**Brief:**
Reproduce the records exactly.

**Available records:**
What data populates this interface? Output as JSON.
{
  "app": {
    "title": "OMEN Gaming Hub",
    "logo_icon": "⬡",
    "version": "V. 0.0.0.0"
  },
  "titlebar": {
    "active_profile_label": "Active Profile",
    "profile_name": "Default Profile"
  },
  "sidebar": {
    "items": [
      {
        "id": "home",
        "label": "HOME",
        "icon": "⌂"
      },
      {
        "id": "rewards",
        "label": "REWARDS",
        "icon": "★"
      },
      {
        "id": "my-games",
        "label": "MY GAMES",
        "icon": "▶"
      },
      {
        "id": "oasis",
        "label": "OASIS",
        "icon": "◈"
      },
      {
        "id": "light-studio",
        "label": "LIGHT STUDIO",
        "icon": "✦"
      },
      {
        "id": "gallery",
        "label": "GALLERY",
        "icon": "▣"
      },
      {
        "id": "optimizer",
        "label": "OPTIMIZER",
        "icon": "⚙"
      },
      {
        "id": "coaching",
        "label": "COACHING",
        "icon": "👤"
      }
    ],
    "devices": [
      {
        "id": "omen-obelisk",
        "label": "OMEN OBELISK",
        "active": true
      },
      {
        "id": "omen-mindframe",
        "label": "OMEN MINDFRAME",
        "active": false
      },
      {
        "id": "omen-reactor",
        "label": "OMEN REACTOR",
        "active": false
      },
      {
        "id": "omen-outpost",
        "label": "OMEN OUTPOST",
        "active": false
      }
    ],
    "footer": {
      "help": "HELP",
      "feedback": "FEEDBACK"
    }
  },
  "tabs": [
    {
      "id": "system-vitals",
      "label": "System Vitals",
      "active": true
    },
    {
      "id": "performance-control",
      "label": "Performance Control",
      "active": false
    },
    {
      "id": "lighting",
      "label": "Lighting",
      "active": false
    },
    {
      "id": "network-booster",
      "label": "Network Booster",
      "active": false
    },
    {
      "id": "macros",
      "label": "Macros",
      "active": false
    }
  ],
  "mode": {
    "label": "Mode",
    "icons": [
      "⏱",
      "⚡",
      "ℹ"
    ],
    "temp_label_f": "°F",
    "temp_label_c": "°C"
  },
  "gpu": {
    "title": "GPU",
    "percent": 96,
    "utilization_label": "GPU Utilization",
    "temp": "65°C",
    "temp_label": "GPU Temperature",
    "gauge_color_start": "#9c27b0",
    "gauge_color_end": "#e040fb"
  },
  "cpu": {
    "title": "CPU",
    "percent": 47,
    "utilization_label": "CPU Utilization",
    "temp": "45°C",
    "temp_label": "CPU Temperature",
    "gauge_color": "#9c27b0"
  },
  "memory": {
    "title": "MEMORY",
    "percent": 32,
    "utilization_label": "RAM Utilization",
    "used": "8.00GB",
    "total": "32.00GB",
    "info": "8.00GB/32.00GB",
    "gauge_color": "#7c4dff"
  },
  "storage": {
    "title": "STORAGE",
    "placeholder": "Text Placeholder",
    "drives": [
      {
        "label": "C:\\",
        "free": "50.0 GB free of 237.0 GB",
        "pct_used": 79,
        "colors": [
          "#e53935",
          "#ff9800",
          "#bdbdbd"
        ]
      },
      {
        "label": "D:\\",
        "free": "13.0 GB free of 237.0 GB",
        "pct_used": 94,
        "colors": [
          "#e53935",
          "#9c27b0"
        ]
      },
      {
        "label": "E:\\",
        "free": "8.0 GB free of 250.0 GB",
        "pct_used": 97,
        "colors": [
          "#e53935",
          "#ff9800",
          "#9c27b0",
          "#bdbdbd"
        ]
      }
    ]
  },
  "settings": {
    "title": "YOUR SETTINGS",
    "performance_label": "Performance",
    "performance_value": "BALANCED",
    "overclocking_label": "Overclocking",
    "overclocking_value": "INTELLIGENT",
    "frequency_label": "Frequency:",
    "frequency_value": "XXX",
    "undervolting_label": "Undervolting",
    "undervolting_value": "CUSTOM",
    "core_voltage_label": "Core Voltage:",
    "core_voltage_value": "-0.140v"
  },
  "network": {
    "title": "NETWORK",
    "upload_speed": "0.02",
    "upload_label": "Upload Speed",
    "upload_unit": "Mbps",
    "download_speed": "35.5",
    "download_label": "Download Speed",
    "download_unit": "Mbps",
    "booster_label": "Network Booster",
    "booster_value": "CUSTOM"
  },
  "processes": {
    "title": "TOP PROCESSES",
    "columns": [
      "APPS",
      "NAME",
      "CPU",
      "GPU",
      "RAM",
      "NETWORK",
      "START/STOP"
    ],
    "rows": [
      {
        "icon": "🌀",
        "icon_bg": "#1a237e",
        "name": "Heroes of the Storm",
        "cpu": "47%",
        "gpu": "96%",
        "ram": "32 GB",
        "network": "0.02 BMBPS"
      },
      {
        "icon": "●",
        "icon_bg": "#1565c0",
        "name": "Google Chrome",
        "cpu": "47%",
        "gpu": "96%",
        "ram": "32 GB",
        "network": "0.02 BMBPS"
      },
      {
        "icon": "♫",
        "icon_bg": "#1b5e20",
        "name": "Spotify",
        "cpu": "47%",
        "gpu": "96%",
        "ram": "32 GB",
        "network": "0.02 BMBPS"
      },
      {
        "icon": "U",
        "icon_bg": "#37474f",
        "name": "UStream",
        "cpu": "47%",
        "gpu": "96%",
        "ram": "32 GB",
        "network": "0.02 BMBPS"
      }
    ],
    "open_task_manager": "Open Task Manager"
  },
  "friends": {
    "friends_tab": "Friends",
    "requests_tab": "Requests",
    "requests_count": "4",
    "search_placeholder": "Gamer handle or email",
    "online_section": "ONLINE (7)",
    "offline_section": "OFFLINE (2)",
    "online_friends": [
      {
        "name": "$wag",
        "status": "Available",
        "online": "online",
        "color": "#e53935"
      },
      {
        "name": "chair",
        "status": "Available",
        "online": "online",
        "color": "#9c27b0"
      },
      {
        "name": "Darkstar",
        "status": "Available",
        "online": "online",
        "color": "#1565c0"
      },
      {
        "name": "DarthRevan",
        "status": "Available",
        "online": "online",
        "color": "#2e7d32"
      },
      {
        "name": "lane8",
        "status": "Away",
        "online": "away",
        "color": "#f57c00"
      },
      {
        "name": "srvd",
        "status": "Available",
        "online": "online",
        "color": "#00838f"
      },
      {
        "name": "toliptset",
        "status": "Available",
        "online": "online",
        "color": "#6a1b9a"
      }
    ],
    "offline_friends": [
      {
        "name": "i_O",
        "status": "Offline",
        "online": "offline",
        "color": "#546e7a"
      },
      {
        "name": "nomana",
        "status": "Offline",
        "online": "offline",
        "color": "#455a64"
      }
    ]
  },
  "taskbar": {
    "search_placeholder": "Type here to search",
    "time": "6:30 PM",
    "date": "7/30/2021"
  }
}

**Task response:**
What data populates this interface? Output as JSON.
{
  "app": {
    "title": "OMEN Gaming Hub",
    "logo_icon": "⬡",
    "version": "V. 0.0.0.0"
  },
  "titlebar": {
    "active_profile_label": "Active Profile",
    "profile_name": "Default Profile"
  },
  "sidebar": {
    "items": [
      {
        "id": "home",
        "label": "HOME",
        "icon": "⌂"
      },
      {
        "id": "rewards",
        "label": "REWARDS",
        "icon": "★"
      },
      {
        "id": "my-games",
        "label": "MY GAMES",
        "icon": "▶"
      },
      {
        "id": "oasis",
        "label": "OASIS",
        "icon": "◈"
      },
      {
        "id": "light-studio",
        "label": "LIGHT STUDIO",
        "icon": "✦"
      },
      {
        "id": "gallery",
        "label": "GALLERY",
        "icon": "▣"
      },
      {
        "id": "optimizer",
        "label": "OPTIMIZER",
        "icon": "⚙"
      },
      {
        "id": "coaching",
        "label": "COACHING",
        "icon": "👤"
      }
    ],
    "devices": [
      {
        "id": "omen-obelisk",
        "label": "OMEN OBELISK",
        "active": true
      },
      {
        "id": "omen-mindframe",
        "label": "OMEN MINDFRAME",
        "active": false
      },
      {
        "id": "omen-reactor",
        "label": "OMEN REACTOR",
        "active": false
      },
      {
        "id": "omen-outpost",
        "label": "OMEN OUTPOST",
        "active": false
      }
    ],
    "footer": {
      "help": "HELP",
      "feedback": "FEEDBACK"
    }
  },
  "tabs": [
    {
      "id": "system-vitals",
      "label": "System Vitals",
      "active": true
    },
    {
      "id": "performance-control",
      "label": "Performance Control",
      "active": false
    },
    {
      "id": "lighting",
      "label": "Lighting",
      "active": false
    },
    {
      "id": "network-booster",
      "label": "Network Booster",
      "active": false
    },
    {
      "id": "macros",
      "label": "Macros",
      "active": false
    }
  ],
  "mode": {
    "label": "Mode",
    "icons": [
      "⏱",
      "⚡",
      "ℹ"
    ],
    "temp_label_f": "°F",
    "temp_label_c": "°C"
  },
  "gpu": {
    "title": "GPU",
    "percent": 96,
    "utilization_label": "GPU Utilization",
    "temp": "65°C",
    "temp_label": "GPU Temperature",
    "gauge_color_start": "#9c27b0",
    "gauge_color_end": "#e040fb"
  },
  "cpu": {
    "title": "CPU",
    "percent": 47,
    "utilization_label": "CPU Utilization",
    "temp": "45°C",
    "temp_label": "CPU Temperature",
    "gauge_color": "#9c27b0"
  },
  "memory": {
    "title": "MEMORY",
    "percent": 32,
    "utilization_label": "RAM Utilization",
    "used": "8.00GB",
    "total": "32.00GB",
    "info": "8.00GB/32.00GB",
    "gauge_color": "#7c4dff"
  },
  "storage": {
    "title": "STORAGE",
    "placeholder": "Text Placeholder",
    "drives": [
      {
        "label": "C:\\",
        "free": "50.0 GB free of 237.0 GB",
        "pct_used": 79,
        "colors": [
          "#e53935",
          "#ff9800",
          "#bdbdbd"
        ]
      },
      {
        "label": "D:\\",
        "free": "13.0 GB free of 237.0 GB",
        "pct_used": 94,
        "colors": [
          "#e53935",
          "#9c27b0"
        ]
      },
      {
        "label": "E:\\",
        "free": "8.0 GB free of 250.0 GB",
        "pct_used": 97,
        "colors": [
          "#e53935",
          "#ff9800",
          "#9c27b0",
          "#bdbdbd"
        ]
      }
    ]
  },
  "settings": {
    "title": "YOUR SETTINGS",
    "performance_label": "Performance",
    "performance_value": "BALANCED",
    "overclocking_label": "Overclocking",
    "overclocking_value": "INTELLIGENT",
    "frequency_label": "Frequency:",
    "frequency_value": "XXX",
    "undervolting_label": "Undervolting",
    "undervolting_value": "CUSTOM",
    "core_voltage_label": "Core Voltage:",
    "core_voltage_value": "-0.140v"
  },
  "network": {
    "title": "NETWORK",
    "upload_speed": "0.02",
    "upload_label": "Upload Speed",
    "upload_unit": "Mbps",
    "download_speed": "35.5",
    "download_label": "Download Speed",
    "download_unit": "Mbps",
    "booster_label": "Network Booster",
    "booster_value": "CUSTOM"
  },
  "processes": {
    "title": "TOP PROCESSES",
    "columns": [
      "APPS",
      "NAME",
      "CPU",
      "GPU",
      "RAM",
      "NETWORK",
      "START/STOP"
    ],
    "rows": [
      {
        "icon": "🌀",
        "icon_bg": "#1a237e",
        "name": "Heroes of the Storm",
        "cpu": "47%",
        "gpu": "96%",
        "ram": "32 GB",
        "network": "0.02 BMBPS"
      },
      {
        "icon": "●",
        "icon_bg": "#1565c0",
        "name": "Google Chrome",
        "cpu": "47%",
        "gpu": "96%",
        "ram": "32 GB",
        "network": "0.02 BMBPS"
      },
      {
        "icon": "♫",
        "icon_bg": "#1b5e20",
        "name": "Spotify",
        "cpu": "47%",
        "gpu": "96%",
        "ram": "32 GB",
        "network": "0.02 BMBPS"
      },
      {
        "icon": "U",
        "icon_bg": "#37474f",
        "name": "UStream",
        "cpu": "47%",
        "gpu": "96%",
        "ram": "32 GB",
        "network": "0.02 BMBPS"
      }
    ],
    "open_task_manager": "Open Task Manager"
  },
  "friends": {
    "friends_tab": "Friends",
    "requests_tab": "Requests",
    "requests_count": "4",
    "search_placeholder": "Gamer handle or email",
    "online_section": "ONLINE (7)",
    "offline_section": "OFFLINE (2)",
    "online_friends": [
      {
        "name": "$wag",
        "status": "Available",
        "online": "online",
        "color": "#e53935"
      },
      {
        "name": "chair",
        "status": "Available",
        "online": "online",
        "color": "#9c27b0"
      },
      {
        "name": "Darkstar",
        "status": "Available",
        "online": "online",
        "color": "#1565c0"
      },
      {
        "name": "DarthRevan",
        "status": "Available",
        "online": "online",
        "color": "#2e7d32"
      },
      {
        "name": "lane8",
        "status": "Away",
        "online": "away",
        "color": "#f57c00"
      },
      {
        "name": "srvd",
        "status": "Available",
        "online": "online",
        "color": "#00838f"
      },
      {
        "name": "toliptset",
        "status": "Available",
        "online": "online",
        "color": "#6a1b9a"
      }
    ],
    "offline_friends": [
      {
        "name": "i_O",
        "status": "Offline",
        "online": "offline",
        "color": "#546e7a"
      },
      {
        "name": "nomana",
        "status": "Offline",
        "online": "offline",
        "color": "#455a64"
      }
    ]
  },
  "taskbar": {
    "search_placeholder": "Type here to search",
    "time": "6:30 PM",
    "date": "7/30/2021"
  }
}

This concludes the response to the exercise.